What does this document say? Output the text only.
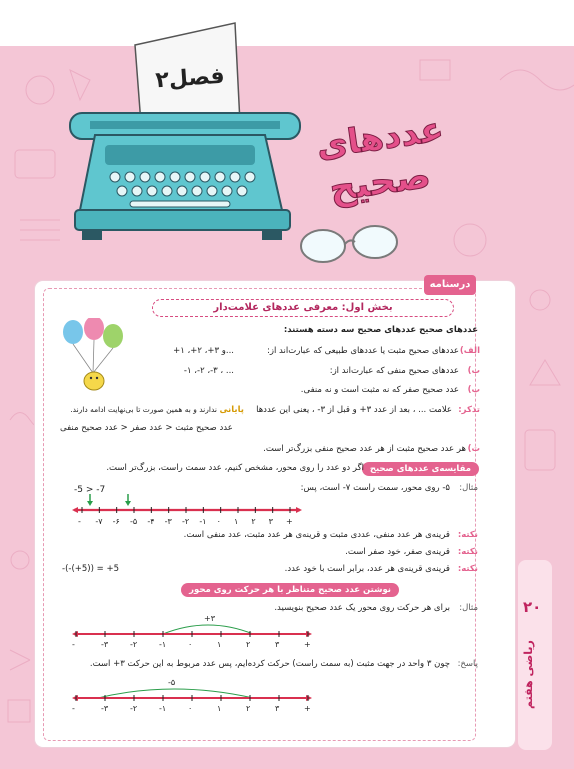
فصل۲
عددهای
صحیح
۲۰
ریاضی هفتم
درسنامه
بخش اول: معرفی عددهای علامت‌دار
عددهای صحیح عددهای صحیح سه دسته هستند:
الف)
عددهای صحیح مثبت یا عددهای طبیعی که عبارت‌اند از:
...و ۳+، ۲+، ۱+
ب)
عددهای صحیح منفی که عبارت‌اند از:
... ، ۳-، ۲-، ۱-
پ)
عدد صحیح صفر که نه مثبت است و نه منفی.
تذکر:
علامت ... ، بعد از عدد ۳+ و قبل از ۳- ، یعنی این عددها
پایانی
ندارند و به همین صورت تا بی‌نهایت ادامه دارند.
عدد صحیح مثبت < عدد صفر < عدد صحیح منفی
ت)
هر عدد صحیح مثبت از هر عدد صحیح منفی بزرگ‌تر است.
مقایسه‌ی عددهای صحیح
اگر دو عدد را روی محور، مشخص کنیم، عدد سمت راست، بزرگ‌تر است.
مثال:
۵- روی محور، سمت راست ۷- است، پس:
-5 > -7
+
۳
۲
۱
۰
-۱
-۲
-۳
-۴
-۵
-۶
-۷
-
نکته:
قرینه‌ی هر عدد منفی، عددی مثبت و قرینه‌ی هر عدد مثبت، عدد منفی است.
نکته:
قرینه‌ی صفر، خود صفر است.
نکته:
قرینه‌ی قرینه‌ی هر عدد، برابر است با خود عدد.
-(-(+5)) = +5
نوشتن عدد صحیح متناظر با هر حرکت روی محور
مثال:
برای هر حرکت روی محور یک عدد صحیح بنویسید.
+۳
-	-۳	-۲	-۱	۰	۱	۲	۳	+
پاسخ:
چون ۳ واحد در جهت مثبت (به سمت راست) حرکت کرده‌ایم، پس عدد مربوط به این حرکت ۳+ است.
-۵
-	-۳	-۲	-۱	۰	۱	۲	۳	+
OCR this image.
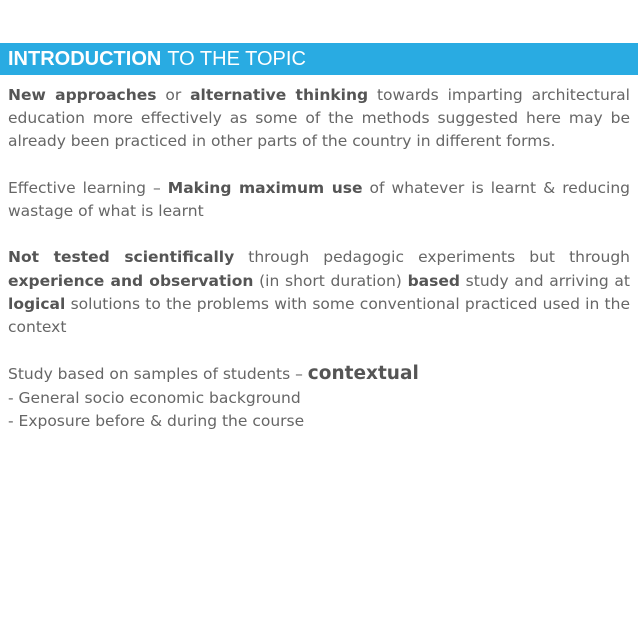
INTRODUCTION TO THE TOPIC

New approaches or alternative thinking towards imparting architectural education more effectively as some of the methods suggested here may be already been practiced in other parts of the country in different forms.

Effective learning – Making maximum use of whatever is learnt & reducing wastage of what is learnt

Not tested scientifically through pedagogic experiments but through experience and observation (in short duration) based study and arriving at logical solutions to the problems with some conventional practiced used in the context

Study based on samples of students – contextual
- General socio economic background
- Exposure before & during the course
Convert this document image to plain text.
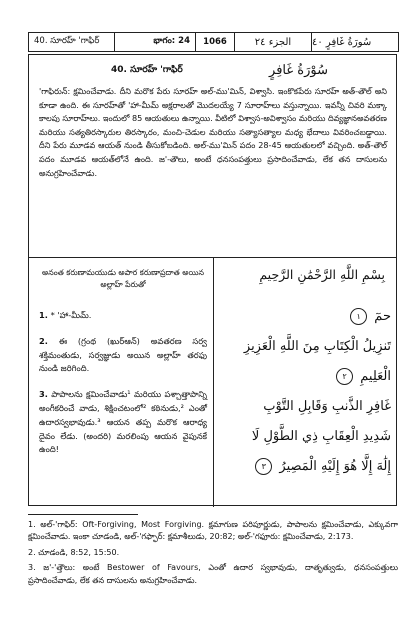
40. సూరహ్ 'గాఫిర్	భాగం: 24	1066	الجزء ٢٤	سُورَةُ غَافِرٍ ٤٠
40. సూరహ్ 'గాఫిర్	سُوْرَةُ غَافِرٍ

'గాఫిరున్: క్షమించేవాడు. దీని మరొక పేరు సూరహ్ అల్-ము'మిన్, విశ్వాసి. ఇంకొకపేరు సూరహ్ అత్-తౌల్ అని కూడా ఉంది. ఈ సూరహ్‌తో 'హా-మీమ్ అక్షరాలతో మొదలయ్యే 7 సూరాహ్‌లు వస్తున్నాయి. ఇవన్నీ చివరి మక్కా కాలపు సూరాహ్‌లు. ఇందులో 85 ఆయతులు ఉన్నాయి. వీటిలో విశ్వాస-అవిశ్వాసం మరియు దివ్యజ్ఞానఅవతరణ మరియు సత్యతిరస్కారుల తిరస్కారం, మంచి-చెడుల మరియు సత్యాసత్యాల మధ్య భేదాలు వివరించబడ్డాయి. దీని పేరు మూడవ ఆయత్ నుండి తీసుకోబడింది. అల్-ము'మిన్ పదం 28-45 ఆయతులలో వచ్చింది. అత్-తౌల్ పదం మూడవ ఆయత్‌లోనే ఉంది. జ'-తౌలు, అంటే ధనసంపత్తులు ప్రసాదించేవాడు, లేక తన దాసులను అనుగ్రహించేవాడు.

అనంత కరుణామయుడు అపార కరుణాప్రదాత అయిన అల్లాహ్ పేరుతో

1. * 'హా-మీమ్.

2. ఈ (గ్రంథ (ఖుర్ఆన్) అవతరణ సర్వ శక్తిమంతుడు, సర్వజ్ఞుడు అయిన అల్లాహ్ తరఫు నుండి జరిగింది.

3. పాపాలను క్షమించేవాడు¹ మరియు పశ్చాత్తాపాన్ని అంగీకరించే వాడు, శిక్షించటంలో² కఠినుడు,² ఎంతో ఉదారస్వభావుడు.³ ఆయన తప్ప మరొక ఆరాధ్య దైవం లేడు. (అందరి) మరలింపు ఆయన వైపునకే ఉంది!

بِسْمِ اللَّهِ الرَّحْمَٰنِ الرَّحِيمِ
حمٓ ١
تَنزِيلُ الْكِتَابِ مِنَ اللَّهِ الْعَزِيزِ
الْعَلِيمِ ٢
غَافِرِ الذَّنبِ وَقَابِلِ التَّوْبِ
شَدِيدِ الْعِقَابِ ذِي الطَّوْلِ لَا
إِلَٰهَ إِلَّا هُوَ إِلَيْهِ الْمَصِيرُ ٣

1. అల్-'గాఫిర్: Oft-Forgiving, Most Forgiving. క్షమాగుణ పరిపూర్ణుడు, పాపాలను క్షమించేవాడు, ఎక్కువగా క్షమించేవాడు. ఇంకా చూడండి, అల్-'గఫ్ఫార్: క్షమాశీలుడు, 20:82; అల్-'గఫూరు: క్షమించేవాడు, 2:173.

2. చూడండి, 8:52, 15:50.

3. జ'-'త్తౌలు: అంటే Bestower of Favours, ఎంతో ఉదార స్వభావుడు, దాతృత్వుడు, ధనసంపత్తులు ప్రసాదించేవాడు, లేక తన దాసులను అనుగ్రహించేవాడు.
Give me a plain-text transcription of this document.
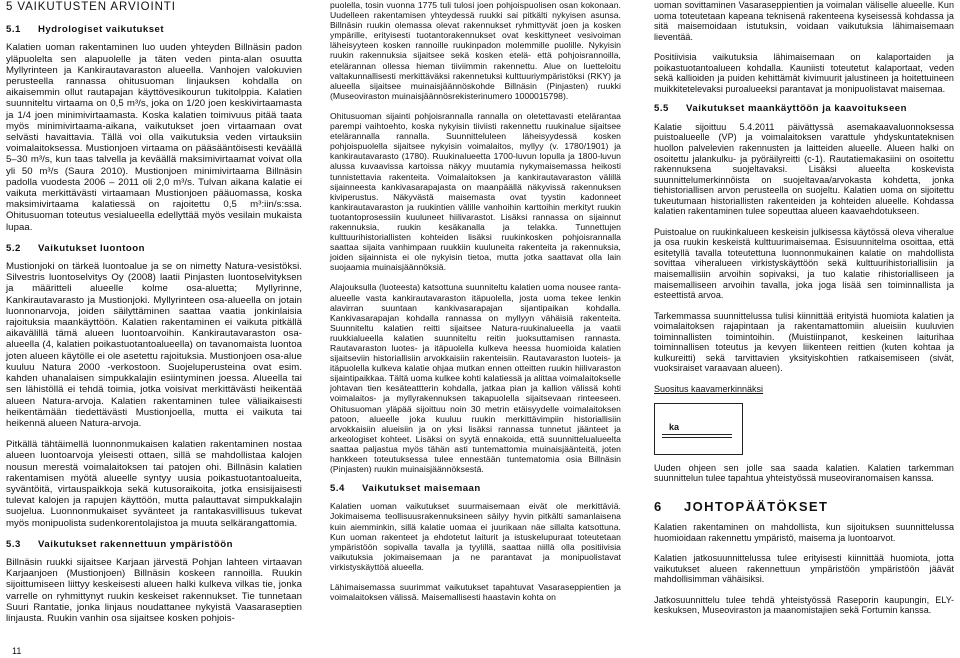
5 VAIKUTUSTEN ARVIOINTI
5.1 Hydrologiset vaikutukset

Kalatien uoman rakentaminen luo uuden yhteyden Billnäsin padon yläpuolelta sen alapuolelle ja täten veden pinta-alan osuutta Myllyrinteen ja Kankirautavaraston alueella. Vanhojen valokuvien perusteella rannassa ohitusuoman linjauksen kohdalla on aikaisemmin ollut rautapajan käyttövesikourun tukitolppia. Kalatien suunniteltu virtaama on 0,5 m³/s, joka on 1/20 joen keskivirtaamasta ja 1/4 joen minimivirtaamasta. Koska kalatien toimivuus pitää taata myös minimivirtaama-aikana, vaikutukset joen virtaamaan ovat selvästi havaittavia. Tällä voi olla vaikutuksia veden virtauksiin voimalaitoksessa. Mustionjoen virtaama on pääsääntöisesti keväällä 5–30 m³/s, kun taas talvella ja keväällä maksimivirtaamat voivat olla yli 50 m³/s (Saura 2010). Mustionjoen minimivirtaama Billnäsin padolla vuodesta 2006 – 2011 oli 2,0 m³/s. Tulvan aikana kalatie ei vaikuta merkittävästi virtaamaan Mustionjoen pääuomassa, koska maksimivirtaama kalatiessä on rajoitettu 0,5 m³:iin/s:ssa. Ohitusuoman toteutus vesialueella edellyttää myös vesilain mukaista lupaa.

5.2 Vaikutukset luontoon

Mustionjoki on tärkeä luontoalue ja se on nimetty Natura-vesistöksi. Silvestris luontoselvitys Oy (2008) laatii Pinjasten luontoselvityksen ja määritteli alueelle kolme osa-aluetta; Myllyrinne, Kankirautavarasto ja Mustionjoki. Myllyrinteen osa-alueella on jotain luonnonarvoja, joiden säilyttäminen saattaa vaatia jonkinlaisia rajoituksia maankäyttöön. Kalatien rakentaminen ei vaikuta pitkällä aikavälillä tämä alueen luontoarvoihin. Kankirautavaraston osa-alueella (4, kalatien poikastuotantoalueella) on tavanomaista luontoa joten alueen käytölle ei ole asetettu rajoituksia. Mustionjoen osa-alue kuuluu Natura 2000 -verkostoon. Suojeluperusteina ovat esim. kahden uhanalaisen simpukkalajin esiintyminen joessa. Alueella tai sen lähistöllä ei tehdä toimia, jotka voisivat merkittävästi heikentää alueen Natura-arvoja. Kalatien rakentaminen tulee väliaikaisesti heikentämään tiedettävästi Mustionjoella, mutta ei vaikuta tai heikennä alueen Natura-arvoja.

Pitkällä tähtäimellä luonnonmukaisen kalatien rakentaminen nostaa alueen luontoarvoja yleisesti ottaen, sillä se mahdollistaa kalojen nousun merestä voimalaitoksen tai patojen ohi. Billnäsin kalatien rakentamisen myötä alueelle syntyy uusia poikastuotantoalueita, syväntöitä, virtauspaikkoja sekä kutusoraikoita, jotka ensisijaisesti tulevat kalojen ja rapujen käyttöön, mutta palauttavat simpukkalajin suojelua. Luonnonmukaiset syvänteet ja rantakasvillisuus tukevat myös monipuolista sudenkorentolajistoa ja muuta selkärangattomia.

5.3 Vaikutukset rakennettuun ympäristöön

Billnäsin ruukki sijaitsee Karjaan järvestä Pohjan lahteen virtaavan Karjaanjoen (Mustionjoen) Billnäsin koskeen rannoilla. Ruukin sijoittumiseen liittyy keskeisesti alueen halki kulkeva vilkas tie, jonka varrelle on ryhmittynyt ruukin keskeiset rakennukset. Tie tunnetaan Suuri Rantatie, jonka linjaus noudattanee nykyistä Vaasaraseptien linjausta. Ruukin vanhin osa sijaitsee kosken pohjois-

puolella, tosin vuonna 1775 tuli tulosi joen pohjoispuolisen osan kokonaan. Uudelleen rakentamisen yhteydessä ruukki sai pitkälti nykyisen asunsa. Billnäsin ruukin olemassa olevat rakennukset ryhmittyvät joen ja kosken ympärille, erityisesti tuotantorakennukset ovat keskittyneet vesivoiman läheisyyteen kosken rannoille ruukinpadon molemmille puolille. Nykyisin ruukin rakennuksia sijaitsee sekä kosken etelä- että pohjoisrannoilla, etelärannan ollessa hieman tiiviimmin rakennettu. Alue on luetteloitu valtakunnallisesti merkittäväksi rakennetuksi kulttuuriympäristöksi (RKY) ja alueella sijaitsee muinaisjäännöskohde Billnäsin (Pinjasten) ruukki (Museoviraston muinaisjäännösrekisterinumero 1000015798).

Ohitusuoman sijainti pohjoisrannalla rannalla on oletettavasti etelärantaa parempi vaihtoehto, koska nykyisin tiiviisti rakennettu ruukinalue sijaitsee etelärannalla rannalla. Suunnitteluleen läheisyydessä kosken pohjoispuolella sijaitsee nykyisin voimalaitos, myllyy (v. 1780/1901) ja kankirautavarasto (1780). Ruukinalueetta 1700-luvun lopulla ja 1800-luvun alussa kuvaavissa kartoissa näkyy muutamia nykymaisemassa heikosti tunnistettavia rakenteita. Voimalaitoksen ja kankirautavaraston välillä sijainneesta kankivasarapajasta on maanpäällä näkyvissä rakennuksen kiviperustus. Näkyvästä maisemasta ovat tyystin kadonneet kankirautavaraston ja ruukintien välille vanhoihin karttoihin merkityt ruukin tuotantoprosessiin kuuluneet hiilivarastot. Lisäksi rannassa on sijainnut rakennuksia, ruukin kesäkanalla ja telakka. Tunnettujen kulttuurihistoriallisten kohteiden lisäksi ruukinkosken pohjoisrannalla saattaa sijaita vanhimpaan ruukkiin kuuluneita rakenteita ja rakennuksia, joiden sijainnista ei ole nykyisin tietoa, mutta jotka saattavat olla lain suojaamia muinaisjäännöksiä.

Alajouksulla (luoteesta) katsottuna suunniteltu kalatien uoma nousee ranta-alueelle vasta kankirautavaraston itäpuolella, josta uoma tekee lenkin alavirran suuntaan kankivasarapajan sijantipaikan kohdalla. Kankivasarapajan kohdalla rannassa on myllyyn vähäisiä rakenteita. Suunniteltu kalatien reitti sijaitsee Natura-ruukinalueella ja vaatii ruukkialueella kalatien suunniteltu reitin juoksuttamisen rannasta. Rautavaraston luotes- ja itäpuolella kulkeva heessa huomioida kalatien sijaitseviin historiallisiin arvokkaisiin rakenteisiin. Rautavaraston luoteis- ja itäpuolella kulkeva kalatie ohjaa mutkan ennen otteitten ruukin hiilivaraston sijaintipaikkaa. Tältä uoma kulkee kohti kalatiessä ja alittaa voimalaitokselle johtavan tien kesäteattterin kohdalla, jatkaa pian ja kallion välissä kohti voimalaitos- ja myllyrakennuksen takapuolella sijaitsevaan rinteeseen. Ohitusuoman yläpää sijoittuu noin 30 metrin etäisyydelle voimalaitoksen patoon, alueelle joka kuuluu ruukin merkittävimpiin historiallisiin arvokkaisiin alueisiin ja on yksi lisäksi rannassa tunnetut jäänteet ja arkeologiset kohteet. Lisäksi on syytä ennakoida, että suunnittelualueelta saattaa paljastua myös tähän asti tuntemattomia muinaisjäänteitä, joten hankkeen toteutuksessa tulee ennestään tuntematomia osia Billnäsin (Pinjasten) ruukin muinaisjäännöksestä.

5.4 Vaikutukset maisemaan

Kalatien uoman vaikutukset suurmaisemaan eivät ole merkittäviä. Jokimaisema teollisuusrakennuksineen säilyy hyvin pitkälti samanlaisena kuin aiemminkin, sillä kalatie uomaa ei juurikaan näe sillalta katsottuna. Kun uoman rakenteet ja ehdotetut laiturit ja istuskelupuraat toteutetaan ympäristöön sopivalla tavalla ja tyylillä, saattaa niillä olla positiivisia vaikutuksia jokimaisemaan ja ne parantavat ja monipuolistavat virkistyskäyttöä alueella.

Lähimaisemassa suurimmat vaikutukset tapahtuvat Vasaraseppientien ja voimalaitoksen välissä. Maisemallisesti haastavin kohta on

uoman sovittaminen Vasaraseppientien ja voimalan väliselle alueelle. Kun uoma toteutetaan kapeana teknisenä rakenteena kyseisessä kohdassa ja sitä maisemoidaan istutuksin, voidaan vaikutuksia lähimaisemaan lieventää.

Positiivisia vaikutuksia lähimaisemaan on kalaportaiden ja poikastuotantoalueen kohdalla. Kauniisti toteutetut kalaportaat, veden sekä kallioiden ja puiden kehittämät kivimuurit jalustineen ja hoitettuineen muikkitetelevaksi puroalueeksi parantavat ja monipuolistavat maisemaa.

5.5 Vaikutukset maankäyttöön ja kaavoitukseen

Kalatie sijoittuu 5.4.2011 päivättyssä asemakaavaluonnoksessa puistoalueelle (VP) ja voimalaitoksen varattule yhdyskuntateknisen huollon palvelevien rakennusten ja laitteiden alueelle. Alueen halki on osoitettu jalankulku- ja pyöräilyreitti (c-1). Rautatiemakasiini on osoitettu rakennuksena suojeltavaksi. Lisäksi alueelta koskevista suunnittelumerkinnöista on suojeltavaa/arvokasta kohdetta, jonka tiehistoriallisen arvon perusteella on suojeltu. Kalatien uoma on sijoitettu tukeutumaan historiallisten rakenteiden ja kohteiden alueelle. Kohdassa kalatien rakentaminen tulee sopeuttaa alueen kaavaehdotukseen.

Puistoalue on ruukinkalueen keskeisin julkisessa käytössä oleva viheralue ja osa ruukin keskeistä kulttuurimaisemaa. Esisuunnitelma osoittaa, että esitetyllä tavalla toteutettuna luonnonmukainen kalatie on mahdollista sovittaa viheralueen virkistyskäyttöön sekä kulttuurihistoriallisiin ja maisemallisiin arvoihin sopivaksi, ja tuo kalatie rihistorialliseen ja maisemalliseen arvoihin tavalla, joka joga lisää sen toiminnallista ja esteettistä arvoa.

Tarkemmassa suunnittelussa tulisi kiinnittää erityistä huomiota kalatien ja voimalaitoksen rajapintaan ja rakentamattomiin alueisiin kuuluvien toiminnallisten toimintoihin. (Muistiinpanot, keskeinen laiturihaa toiminnallisen toteutus ja kevyen liikenteen reittien (kuten kohtaa ja kulkureitti) sekä tarvittavien yksityiskohtien ratkaisemiseen (sivät, vuoksiraiset varaavaan alueen).

Suositus kaavamerkinnäksi
ka

Uuden ohjeen sen jolle saa saada kalatien. Kalatien tarkemman suunnittelun tulee tapahtua yhteistyössä museoviranomaisen kanssa.

6 JOHTOPÄÄTÖKSET

Kalatien rakentaminen on mahdollista, kun sijoituksen suunnittelussa huomioidaan rakennettu ympäristö, maisema ja luontoarvot.

Kalatien jatkosuunnittelussa tulee erityisesti kiinnittää huomiota, jotta vaikutukset alueen rakennettuun ympäristöön ympäristöön jäävät mahdollisimman vähäisiksi.

Jatkosuunnittelu tulee tehdä yhteistyössä Raseporin kaupungin, ELY-keskuksen, Museoviraston ja maanomistajien sekä Fortumin kanssa.

11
· · ·
### Exercise objective
The lines to collect are those holding the string "this"; copy them all.

### Answer in full
What does this document say? Output the text only.
OCR this image.
Convert this document image to plain text.
Give me a plain-text transcription of this document.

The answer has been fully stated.